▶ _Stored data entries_
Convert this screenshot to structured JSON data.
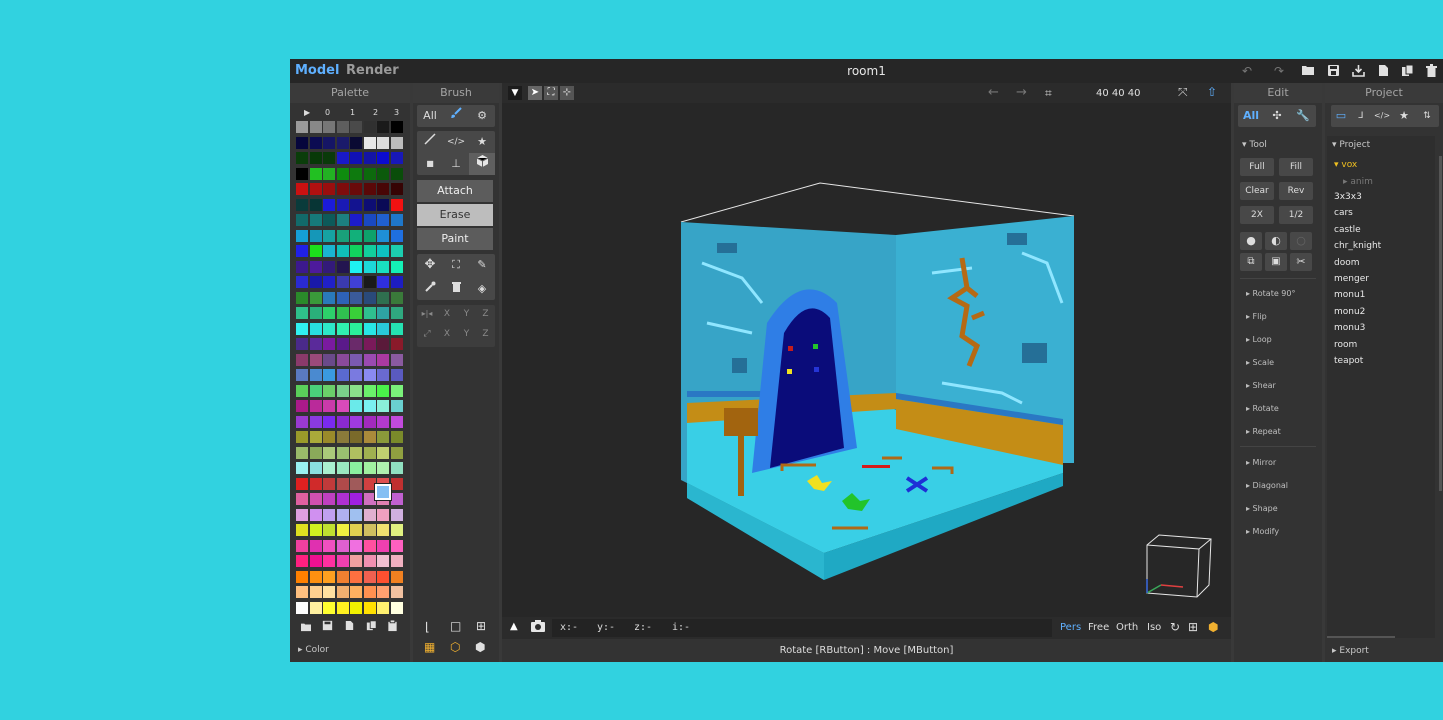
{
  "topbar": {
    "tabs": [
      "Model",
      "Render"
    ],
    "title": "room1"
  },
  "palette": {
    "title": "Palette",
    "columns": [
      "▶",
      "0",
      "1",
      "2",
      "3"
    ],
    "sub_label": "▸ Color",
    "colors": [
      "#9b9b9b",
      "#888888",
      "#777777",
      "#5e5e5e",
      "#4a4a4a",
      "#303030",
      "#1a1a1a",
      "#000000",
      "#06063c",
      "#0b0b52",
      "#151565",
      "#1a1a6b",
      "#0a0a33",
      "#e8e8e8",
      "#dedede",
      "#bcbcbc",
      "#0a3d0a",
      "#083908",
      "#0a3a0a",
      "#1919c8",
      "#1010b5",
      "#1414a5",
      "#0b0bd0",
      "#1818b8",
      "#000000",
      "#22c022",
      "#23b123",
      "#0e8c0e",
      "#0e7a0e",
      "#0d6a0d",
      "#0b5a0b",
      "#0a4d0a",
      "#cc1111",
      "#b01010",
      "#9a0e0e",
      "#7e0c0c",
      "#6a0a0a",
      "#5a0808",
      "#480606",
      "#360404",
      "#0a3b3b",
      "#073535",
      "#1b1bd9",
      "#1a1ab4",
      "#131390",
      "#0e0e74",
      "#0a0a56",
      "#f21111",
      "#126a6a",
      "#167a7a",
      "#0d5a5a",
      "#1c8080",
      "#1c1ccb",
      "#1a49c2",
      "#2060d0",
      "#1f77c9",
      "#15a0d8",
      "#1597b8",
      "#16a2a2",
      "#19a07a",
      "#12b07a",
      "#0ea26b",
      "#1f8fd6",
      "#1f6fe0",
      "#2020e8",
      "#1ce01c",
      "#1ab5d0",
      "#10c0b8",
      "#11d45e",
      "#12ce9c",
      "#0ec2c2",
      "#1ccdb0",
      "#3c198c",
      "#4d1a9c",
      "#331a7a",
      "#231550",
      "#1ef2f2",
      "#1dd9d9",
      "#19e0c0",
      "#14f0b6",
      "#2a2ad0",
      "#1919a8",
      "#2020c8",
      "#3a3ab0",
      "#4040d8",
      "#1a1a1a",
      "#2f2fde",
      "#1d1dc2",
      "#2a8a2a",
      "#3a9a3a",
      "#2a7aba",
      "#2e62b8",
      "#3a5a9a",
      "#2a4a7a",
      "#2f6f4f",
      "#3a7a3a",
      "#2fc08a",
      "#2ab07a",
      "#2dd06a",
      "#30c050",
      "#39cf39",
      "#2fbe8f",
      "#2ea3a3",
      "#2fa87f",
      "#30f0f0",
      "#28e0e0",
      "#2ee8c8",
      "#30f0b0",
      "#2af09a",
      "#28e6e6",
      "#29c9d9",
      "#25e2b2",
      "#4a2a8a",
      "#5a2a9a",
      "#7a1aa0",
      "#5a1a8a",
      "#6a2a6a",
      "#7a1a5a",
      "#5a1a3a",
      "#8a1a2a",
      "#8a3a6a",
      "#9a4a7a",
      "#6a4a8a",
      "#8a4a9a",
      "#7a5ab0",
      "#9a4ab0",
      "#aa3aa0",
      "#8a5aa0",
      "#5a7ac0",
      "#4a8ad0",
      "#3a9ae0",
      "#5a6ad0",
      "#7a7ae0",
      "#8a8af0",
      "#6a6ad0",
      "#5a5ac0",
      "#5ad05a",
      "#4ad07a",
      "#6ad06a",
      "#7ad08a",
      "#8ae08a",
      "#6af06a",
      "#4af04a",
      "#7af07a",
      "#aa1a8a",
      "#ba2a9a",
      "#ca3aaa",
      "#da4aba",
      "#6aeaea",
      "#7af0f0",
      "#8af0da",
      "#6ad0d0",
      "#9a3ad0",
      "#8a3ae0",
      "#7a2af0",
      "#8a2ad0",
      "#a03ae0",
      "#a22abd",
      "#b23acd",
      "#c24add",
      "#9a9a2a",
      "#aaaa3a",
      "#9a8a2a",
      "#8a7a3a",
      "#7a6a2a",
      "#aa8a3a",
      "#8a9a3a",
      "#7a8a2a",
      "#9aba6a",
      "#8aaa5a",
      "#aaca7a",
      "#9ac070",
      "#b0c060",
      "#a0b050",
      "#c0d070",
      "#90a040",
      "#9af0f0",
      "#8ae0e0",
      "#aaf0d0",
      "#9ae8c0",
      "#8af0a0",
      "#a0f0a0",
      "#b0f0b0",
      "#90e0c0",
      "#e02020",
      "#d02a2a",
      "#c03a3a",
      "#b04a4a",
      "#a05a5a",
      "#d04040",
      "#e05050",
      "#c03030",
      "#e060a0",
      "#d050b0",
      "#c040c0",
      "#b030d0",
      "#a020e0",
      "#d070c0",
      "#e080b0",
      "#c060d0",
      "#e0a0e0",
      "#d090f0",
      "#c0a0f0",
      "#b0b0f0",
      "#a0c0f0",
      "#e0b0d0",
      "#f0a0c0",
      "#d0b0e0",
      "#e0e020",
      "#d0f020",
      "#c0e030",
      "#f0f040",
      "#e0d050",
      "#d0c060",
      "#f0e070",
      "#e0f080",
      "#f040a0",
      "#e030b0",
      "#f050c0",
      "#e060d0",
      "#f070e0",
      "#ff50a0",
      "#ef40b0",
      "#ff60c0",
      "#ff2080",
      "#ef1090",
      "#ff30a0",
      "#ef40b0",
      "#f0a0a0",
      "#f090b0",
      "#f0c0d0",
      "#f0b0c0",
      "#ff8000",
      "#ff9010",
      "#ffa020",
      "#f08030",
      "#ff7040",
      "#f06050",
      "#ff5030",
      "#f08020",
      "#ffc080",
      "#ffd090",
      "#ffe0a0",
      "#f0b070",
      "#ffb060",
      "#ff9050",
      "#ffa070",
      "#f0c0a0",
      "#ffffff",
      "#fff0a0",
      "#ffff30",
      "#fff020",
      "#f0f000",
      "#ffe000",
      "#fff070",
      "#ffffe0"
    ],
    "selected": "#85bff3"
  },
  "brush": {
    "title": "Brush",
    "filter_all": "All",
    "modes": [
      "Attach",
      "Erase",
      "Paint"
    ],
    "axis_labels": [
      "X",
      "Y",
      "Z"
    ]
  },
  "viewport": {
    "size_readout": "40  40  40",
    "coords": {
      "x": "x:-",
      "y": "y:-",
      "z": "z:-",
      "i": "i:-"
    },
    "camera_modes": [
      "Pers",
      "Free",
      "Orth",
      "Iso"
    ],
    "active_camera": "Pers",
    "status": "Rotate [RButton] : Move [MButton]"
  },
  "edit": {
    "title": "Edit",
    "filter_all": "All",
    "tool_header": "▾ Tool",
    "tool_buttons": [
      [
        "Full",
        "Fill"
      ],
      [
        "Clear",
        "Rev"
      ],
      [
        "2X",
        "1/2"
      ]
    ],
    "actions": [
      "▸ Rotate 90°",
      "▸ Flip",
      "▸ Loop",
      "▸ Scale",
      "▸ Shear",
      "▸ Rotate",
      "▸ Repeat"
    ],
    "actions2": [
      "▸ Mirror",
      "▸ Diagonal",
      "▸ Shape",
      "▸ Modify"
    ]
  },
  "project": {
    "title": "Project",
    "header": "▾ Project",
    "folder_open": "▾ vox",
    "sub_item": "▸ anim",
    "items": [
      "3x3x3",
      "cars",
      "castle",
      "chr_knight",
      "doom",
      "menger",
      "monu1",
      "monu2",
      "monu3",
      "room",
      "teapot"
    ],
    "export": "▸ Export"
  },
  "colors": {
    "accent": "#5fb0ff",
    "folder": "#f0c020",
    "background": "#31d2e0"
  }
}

▶ _Exercise requirements_
Every line is to be duplicated exactly, though pictures stay out.

▶ _Reply to the exercise_
Convert this screenshot to structured JSON data.
{
  "topbar": {
    "tabs": [
      "Model",
      "Render"
    ],
    "title": "room1"
  },
  "palette": {
    "title": "Palette",
    "columns": [
      "▶",
      "0",
      "1",
      "2",
      "3"
    ],
    "sub_label": "▸ Color",
    "colors": [
      "#9b9b9b",
      "#888888",
      "#777777",
      "#5e5e5e",
      "#4a4a4a",
      "#303030",
      "#1a1a1a",
      "#000000",
      "#06063c",
      "#0b0b52",
      "#151565",
      "#1a1a6b",
      "#0a0a33",
      "#e8e8e8",
      "#dedede",
      "#bcbcbc",
      "#0a3d0a",
      "#083908",
      "#0a3a0a",
      "#1919c8",
      "#1010b5",
      "#1414a5",
      "#0b0bd0",
      "#1818b8",
      "#000000",
      "#22c022",
      "#23b123",
      "#0e8c0e",
      "#0e7a0e",
      "#0d6a0d",
      "#0b5a0b",
      "#0a4d0a",
      "#cc1111",
      "#b01010",
      "#9a0e0e",
      "#7e0c0c",
      "#6a0a0a",
      "#5a0808",
      "#480606",
      "#360404",
      "#0a3b3b",
      "#073535",
      "#1b1bd9",
      "#1a1ab4",
      "#131390",
      "#0e0e74",
      "#0a0a56",
      "#f21111",
      "#126a6a",
      "#167a7a",
      "#0d5a5a",
      "#1c8080",
      "#1c1ccb",
      "#1a49c2",
      "#2060d0",
      "#1f77c9",
      "#15a0d8",
      "#1597b8",
      "#16a2a2",
      "#19a07a",
      "#12b07a",
      "#0ea26b",
      "#1f8fd6",
      "#1f6fe0",
      "#2020e8",
      "#1ce01c",
      "#1ab5d0",
      "#10c0b8",
      "#11d45e",
      "#12ce9c",
      "#0ec2c2",
      "#1ccdb0",
      "#3c198c",
      "#4d1a9c",
      "#331a7a",
      "#231550",
      "#1ef2f2",
      "#1dd9d9",
      "#19e0c0",
      "#14f0b6",
      "#2a2ad0",
      "#1919a8",
      "#2020c8",
      "#3a3ab0",
      "#4040d8",
      "#1a1a1a",
      "#2f2fde",
      "#1d1dc2",
      "#2a8a2a",
      "#3a9a3a",
      "#2a7aba",
      "#2e62b8",
      "#3a5a9a",
      "#2a4a7a",
      "#2f6f4f",
      "#3a7a3a",
      "#2fc08a",
      "#2ab07a",
      "#2dd06a",
      "#30c050",
      "#39cf39",
      "#2fbe8f",
      "#2ea3a3",
      "#2fa87f",
      "#30f0f0",
      "#28e0e0",
      "#2ee8c8",
      "#30f0b0",
      "#2af09a",
      "#28e6e6",
      "#29c9d9",
      "#25e2b2",
      "#4a2a8a",
      "#5a2a9a",
      "#7a1aa0",
      "#5a1a8a",
      "#6a2a6a",
      "#7a1a5a",
      "#5a1a3a",
      "#8a1a2a",
      "#8a3a6a",
      "#9a4a7a",
      "#6a4a8a",
      "#8a4a9a",
      "#7a5ab0",
      "#9a4ab0",
      "#aa3aa0",
      "#8a5aa0",
      "#5a7ac0",
      "#4a8ad0",
      "#3a9ae0",
      "#5a6ad0",
      "#7a7ae0",
      "#8a8af0",
      "#6a6ad0",
      "#5a5ac0",
      "#5ad05a",
      "#4ad07a",
      "#6ad06a",
      "#7ad08a",
      "#8ae08a",
      "#6af06a",
      "#4af04a",
      "#7af07a",
      "#aa1a8a",
      "#ba2a9a",
      "#ca3aaa",
      "#da4aba",
      "#6aeaea",
      "#7af0f0",
      "#8af0da",
      "#6ad0d0",
      "#9a3ad0",
      "#8a3ae0",
      "#7a2af0",
      "#8a2ad0",
      "#a03ae0",
      "#a22abd",
      "#b23acd",
      "#c24add",
      "#9a9a2a",
      "#aaaa3a",
      "#9a8a2a",
      "#8a7a3a",
      "#7a6a2a",
      "#aa8a3a",
      "#8a9a3a",
      "#7a8a2a",
      "#9aba6a",
      "#8aaa5a",
      "#aaca7a",
      "#9ac070",
      "#b0c060",
      "#a0b050",
      "#c0d070",
      "#90a040",
      "#9af0f0",
      "#8ae0e0",
      "#aaf0d0",
      "#9ae8c0",
      "#8af0a0",
      "#a0f0a0",
      "#b0f0b0",
      "#90e0c0",
      "#e02020",
      "#d02a2a",
      "#c03a3a",
      "#b04a4a",
      "#a05a5a",
      "#d04040",
      "#e05050",
      "#c03030",
      "#e060a0",
      "#d050b0",
      "#c040c0",
      "#b030d0",
      "#a020e0",
      "#d070c0",
      "#e080b0",
      "#c060d0",
      "#e0a0e0",
      "#d090f0",
      "#c0a0f0",
      "#b0b0f0",
      "#a0c0f0",
      "#e0b0d0",
      "#f0a0c0",
      "#d0b0e0",
      "#e0e020",
      "#d0f020",
      "#c0e030",
      "#f0f040",
      "#e0d050",
      "#d0c060",
      "#f0e070",
      "#e0f080",
      "#f040a0",
      "#e030b0",
      "#f050c0",
      "#e060d0",
      "#f070e0",
      "#ff50a0",
      "#ef40b0",
      "#ff60c0",
      "#ff2080",
      "#ef1090",
      "#ff30a0",
      "#ef40b0",
      "#f0a0a0",
      "#f090b0",
      "#f0c0d0",
      "#f0b0c0",
      "#ff8000",
      "#ff9010",
      "#ffa020",
      "#f08030",
      "#ff7040",
      "#f06050",
      "#ff5030",
      "#f08020",
      "#ffc080",
      "#ffd090",
      "#ffe0a0",
      "#f0b070",
      "#ffb060",
      "#ff9050",
      "#ffa070",
      "#f0c0a0",
      "#ffffff",
      "#fff0a0",
      "#ffff30",
      "#fff020",
      "#f0f000",
      "#ffe000",
      "#fff070",
      "#ffffe0"
    ],
    "selected": "#85bff3"
  },
  "brush": {
    "title": "Brush",
    "filter_all": "All",
    "modes": [
      "Attach",
      "Erase",
      "Paint"
    ],
    "axis_labels": [
      "X",
      "Y",
      "Z"
    ]
  },
  "viewport": {
    "size_readout": "40  40  40",
    "coords": {
      "x": "x:-",
      "y": "y:-",
      "z": "z:-",
      "i": "i:-"
    },
    "camera_modes": [
      "Pers",
      "Free",
      "Orth",
      "Iso"
    ],
    "active_camera": "Pers",
    "status": "Rotate [RButton] : Move [MButton]"
  },
  "edit": {
    "title": "Edit",
    "filter_all": "All",
    "tool_header": "▾ Tool",
    "tool_buttons": [
      [
        "Full",
        "Fill"
      ],
      [
        "Clear",
        "Rev"
      ],
      [
        "2X",
        "1/2"
      ]
    ],
    "actions": [
      "▸ Rotate 90°",
      "▸ Flip",
      "▸ Loop",
      "▸ Scale",
      "▸ Shear",
      "▸ Rotate",
      "▸ Repeat"
    ],
    "actions2": [
      "▸ Mirror",
      "▸ Diagonal",
      "▸ Shape",
      "▸ Modify"
    ]
  },
  "project": {
    "title": "Project",
    "header": "▾ Project",
    "folder_open": "▾ vox",
    "sub_item": "▸ anim",
    "items": [
      "3x3x3",
      "cars",
      "castle",
      "chr_knight",
      "doom",
      "menger",
      "monu1",
      "monu2",
      "monu3",
      "room",
      "teapot"
    ],
    "export": "▸ Export"
  },
  "colors": {
    "accent": "#5fb0ff",
    "folder": "#f0c020",
    "background": "#31d2e0"
  }
}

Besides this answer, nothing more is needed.